begin Data

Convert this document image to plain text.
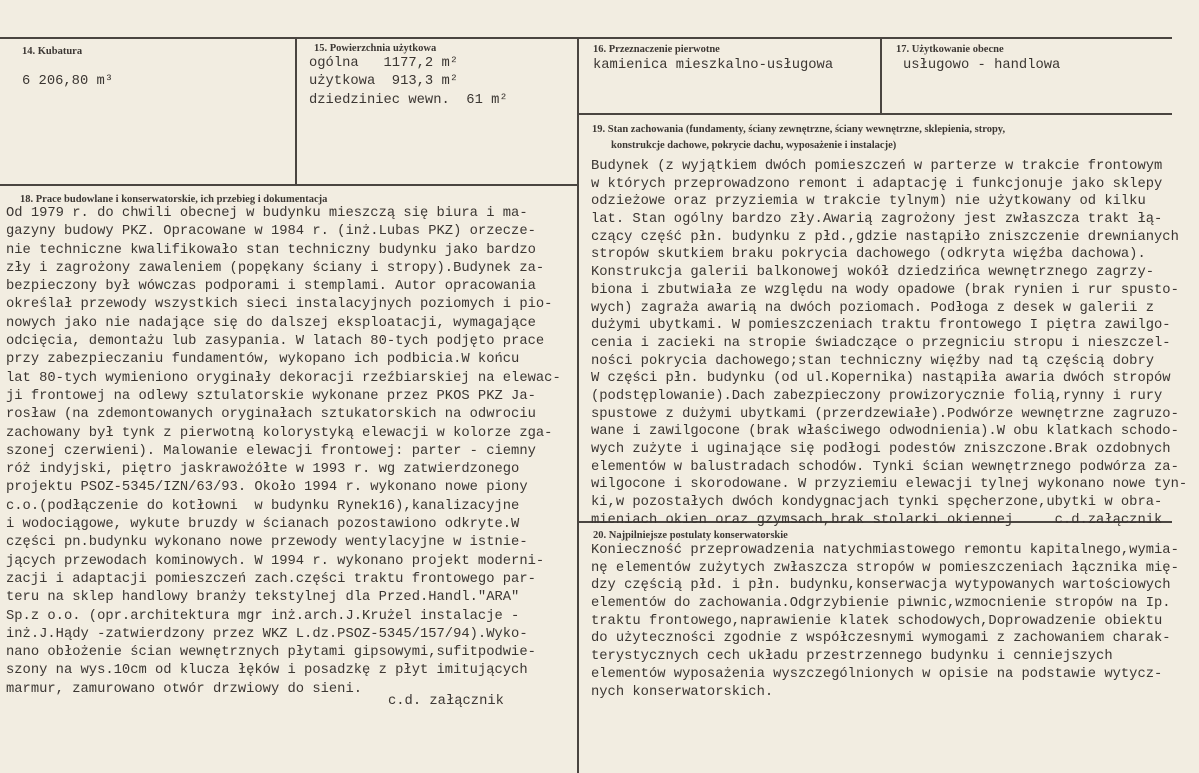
14. Kubatura
6 206,80 m³
15. Powierzchnia użytkowa
ogólna   1177,2 m²
użytkowa  913,3 m²
dziedziniec wewn.  61 m²
16. Przeznaczenie pierwotne
kamienica mieszkalno-usługowa
17. Użytkowanie obecne
usługowo - handlowa
18. Prace budowlane i konserwatorskie, ich przebieg i dokumentacja
Od 1979 r. do chwili obecnej w budynku mieszczą się biura i ma-
gazyny budowy PKZ. Opracowane w 1984 r. (inż.Lubas PKZ) orzecze-
nie techniczne kwalifikowało stan techniczny budynku jako bardzo
zły i zagrożony zawaleniem (popękany ściany i stropy).Budynek za-
bezpieczony był wówczas podporami i stemplami. Autor opracowania
określał przewody wszystkich sieci instalacyjnych poziomych i pio-
nowych jako nie nadające się do dalszej eksploatacji, wymagające
odcięcia, demontażu lub zasypania. W latach 80-tych podjęto prace
przy zabezpieczaniu fundamentów, wykopano ich podbicia.W końcu
lat 80-tych wymieniono oryginały dekoracji rzeźbiarskiej na elewac-
ji frontowej na odlewy sztulatorskie wykonane przez PKOS PKZ Ja-
rosław (na zdemontowanych oryginałach sztukatorskich na odwrociu
zachowany był tynk z pierwotną kolorystyką elewacji w kolorze zga-
szonej czerwieni). Malowanie elewacji frontowej: parter - ciemny
róż indyjski, piętro jaskrawożółte w 1993 r. wg zatwierdzonego
projektu PSOZ-5345/IZN/63/93. Około 1994 r. wykonano nowe piony
c.o.(podłączenie do kotłowni  w budynku Rynek16),kanalizacyjne
i wodociągowe, wykute bruzdy w ścianach pozostawiono odkryte.W
części pn.budynku wykonano nowe przewody wentylacyjne w istnie-
jących przewodach kominowych. W 1994 r. wykonano projekt moderni-
zacji i adaptacji pomieszczeń zach.części traktu frontowego par-
teru na sklep handlowy branży tekstylnej dla Przed.Handl."ARA"
Sp.z o.o. (opr.architektura mgr inż.arch.J.Krużel instalacje -
inż.J.Hądy -zatwierdzony przez WKZ L.dz.PSOZ-5345/157/94).Wyko-
nano obłożenie ścian wewnętrznych płytami gipsowymi,sufitpodwie-
szony na wys.10cm od klucza łęków i posadzkę z płyt imitujących
marmur, zamurowano otwór drzwiowy do sieni.
c.d. załącznik
19. Stan zachowania (fundamenty, ściany zewnętrzne, ściany wewnętrzne, sklepienia, stropy,
konstrukcje dachowe, pokrycie dachu, wyposażenie i instalacje)
Budynek (z wyjątkiem dwóch pomieszczeń w parterze w trakcie frontowym
w których przeprowadzono remont i adaptację i funkcjonuje jako sklepy
odzieżowe oraz przyziemia w trakcie tylnym) nie użytkowany od kilku
lat. Stan ogólny bardzo zły.Awarią zagrożony jest zwłaszcza trakt łą-
czący część płn. budynku z płd.,gdzie nastąpiło zniszczenie drewnianych
stropów skutkiem braku pokrycia dachowego (odkryta więźba dachowa).
Konstrukcja galerii balkonowej wokół dziedzińca wewnętrznego zagrzy-
biona i zbutwiała ze względu na wody opadowe (brak rynien i rur spusto-
wych) zagraża awarią na dwóch poziomach. Podłoga z desek w galerii z
dużymi ubytkami. W pomieszczeniach traktu frontowego I piętra zawilgo-
cenia i zacieki na stropie świadczące o przegniciu stropu i nieszczel-
ności pokrycia dachowego;stan techniczny więźby nad tą częścią dobry
W części płn. budynku (od ul.Kopernika) nastąpiła awaria dwóch stropów
(podstęplowanie).Dach zabezpieczony prowizorycznie folią,rynny i rury
spustowe z dużymi ubytkami (przerdzewiałe).Podwórze wewnętrzne zagruzo-
wane i zawilgocone (brak właściwego odwodnienia).W obu klatkach schodo-
wych zużyte i uginające się podłogi podestów zniszczone.Brak ozdobnych
elementów w balustradach schodów. Tynki ścian wewnętrznego podwórza za-
wilgocone i skorodowane. W przyziemiu elewacji tylnej wykonano nowe tyn-
ki,w pozostałych dwóch kondygnacjach tynki spęcherzone,ubytki w obra-
mieniach okien oraz gzymsach,brak stolarki okiennej     c.d.załącznik
20. Najpilniejsze postulaty konserwatorskie
Konieczność przeprowadzenia natychmiastowego remontu kapitalnego,wymia-
nę elementów zużytych zwłaszcza stropów w pomieszczeniach łącznika mię-
dzy częścią płd. i płn. budynku,konserwacja wytypowanych wartościowych
elementów do zachowania.Odgrzybienie piwnic,wzmocnienie stropów na Ip.
traktu frontowego,naprawienie klatek schodowych,Doprowadzenie obiektu
do użyteczności zgodnie z współczesnymi wymogami z zachowaniem charak-
terystycznych cech układu przestrzennego budynku i cenniejszych
elementów wyposażenia wyszczególnionych w opisie na podstawie wytycz-
nych konserwatorskich.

end Data

All entries must be written out again exactly as given, with no pictures in the copy.

◆ **Exercise response**:
Convert this document image to plain text.
14. Kubatura
6 206,80 m³
15. Powierzchnia użytkowa
ogólna   1177,2 m²
użytkowa  913,3 m²
dziedziniec wewn.  61 m²
16. Przeznaczenie pierwotne
kamienica mieszkalno-usługowa
17. Użytkowanie obecne
usługowo - handlowa
18. Prace budowlane i konserwatorskie, ich przebieg i dokumentacja
Od 1979 r. do chwili obecnej w budynku mieszczą się biura i ma-
gazyny budowy PKZ. Opracowane w 1984 r. (inż.Lubas PKZ) orzecze-
nie techniczne kwalifikowało stan techniczny budynku jako bardzo
zły i zagrożony zawaleniem (popękany ściany i stropy).Budynek za-
bezpieczony był wówczas podporami i stemplami. Autor opracowania
określał przewody wszystkich sieci instalacyjnych poziomych i pio-
nowych jako nie nadające się do dalszej eksploatacji, wymagające
odcięcia, demontażu lub zasypania. W latach 80-tych podjęto prace
przy zabezpieczaniu fundamentów, wykopano ich podbicia.W końcu
lat 80-tych wymieniono oryginały dekoracji rzeźbiarskiej na elewac-
ji frontowej na odlewy sztulatorskie wykonane przez PKOS PKZ Ja-
rosław (na zdemontowanych oryginałach sztukatorskich na odwrociu
zachowany był tynk z pierwotną kolorystyką elewacji w kolorze zga-
szonej czerwieni). Malowanie elewacji frontowej: parter - ciemny
róż indyjski, piętro jaskrawożółte w 1993 r. wg zatwierdzonego
projektu PSOZ-5345/IZN/63/93. Około 1994 r. wykonano nowe piony
c.o.(podłączenie do kotłowni  w budynku Rynek16),kanalizacyjne
i wodociągowe, wykute bruzdy w ścianach pozostawiono odkryte.W
części pn.budynku wykonano nowe przewody wentylacyjne w istnie-
jących przewodach kominowych. W 1994 r. wykonano projekt moderni-
zacji i adaptacji pomieszczeń zach.części traktu frontowego par-
teru na sklep handlowy branży tekstylnej dla Przed.Handl."ARA"
Sp.z o.o. (opr.architektura mgr inż.arch.J.Krużel instalacje -
inż.J.Hądy -zatwierdzony przez WKZ L.dz.PSOZ-5345/157/94).Wyko-
nano obłożenie ścian wewnętrznych płytami gipsowymi,sufitpodwie-
szony na wys.10cm od klucza łęków i posadzkę z płyt imitujących
marmur, zamurowano otwór drzwiowy do sieni.
c.d. załącznik
19. Stan zachowania (fundamenty, ściany zewnętrzne, ściany wewnętrzne, sklepienia, stropy,
konstrukcje dachowe, pokrycie dachu, wyposażenie i instalacje)
Budynek (z wyjątkiem dwóch pomieszczeń w parterze w trakcie frontowym
w których przeprowadzono remont i adaptację i funkcjonuje jako sklepy
odzieżowe oraz przyziemia w trakcie tylnym) nie użytkowany od kilku
lat. Stan ogólny bardzo zły.Awarią zagrożony jest zwłaszcza trakt łą-
czący część płn. budynku z płd.,gdzie nastąpiło zniszczenie drewnianych
stropów skutkiem braku pokrycia dachowego (odkryta więźba dachowa).
Konstrukcja galerii balkonowej wokół dziedzińca wewnętrznego zagrzy-
biona i zbutwiała ze względu na wody opadowe (brak rynien i rur spusto-
wych) zagraża awarią na dwóch poziomach. Podłoga z desek w galerii z
dużymi ubytkami. W pomieszczeniach traktu frontowego I piętra zawilgo-
cenia i zacieki na stropie świadczące o przegniciu stropu i nieszczel-
ności pokrycia dachowego;stan techniczny więźby nad tą częścią dobry
W części płn. budynku (od ul.Kopernika) nastąpiła awaria dwóch stropów
(podstęplowanie).Dach zabezpieczony prowizorycznie folią,rynny i rury
spustowe z dużymi ubytkami (przerdzewiałe).Podwórze wewnętrzne zagruzo-
wane i zawilgocone (brak właściwego odwodnienia).W obu klatkach schodo-
wych zużyte i uginające się podłogi podestów zniszczone.Brak ozdobnych
elementów w balustradach schodów. Tynki ścian wewnętrznego podwórza za-
wilgocone i skorodowane. W przyziemiu elewacji tylnej wykonano nowe tyn-
ki,w pozostałych dwóch kondygnacjach tynki spęcherzone,ubytki w obra-
mieniach okien oraz gzymsach,brak stolarki okiennej     c.d.załącznik
20. Najpilniejsze postulaty konserwatorskie
Konieczność przeprowadzenia natychmiastowego remontu kapitalnego,wymia-
nę elementów zużytych zwłaszcza stropów w pomieszczeniach łącznika mię-
dzy częścią płd. i płn. budynku,konserwacja wytypowanych wartościowych
elementów do zachowania.Odgrzybienie piwnic,wzmocnienie stropów na Ip.
traktu frontowego,naprawienie klatek schodowych,Doprowadzenie obiektu
do użyteczności zgodnie z współczesnymi wymogami z zachowaniem charak-
terystycznych cech układu przestrzennego budynku i cenniejszych
elementów wyposażenia wyszczególnionych w opisie na podstawie wytycz-
nych konserwatorskich.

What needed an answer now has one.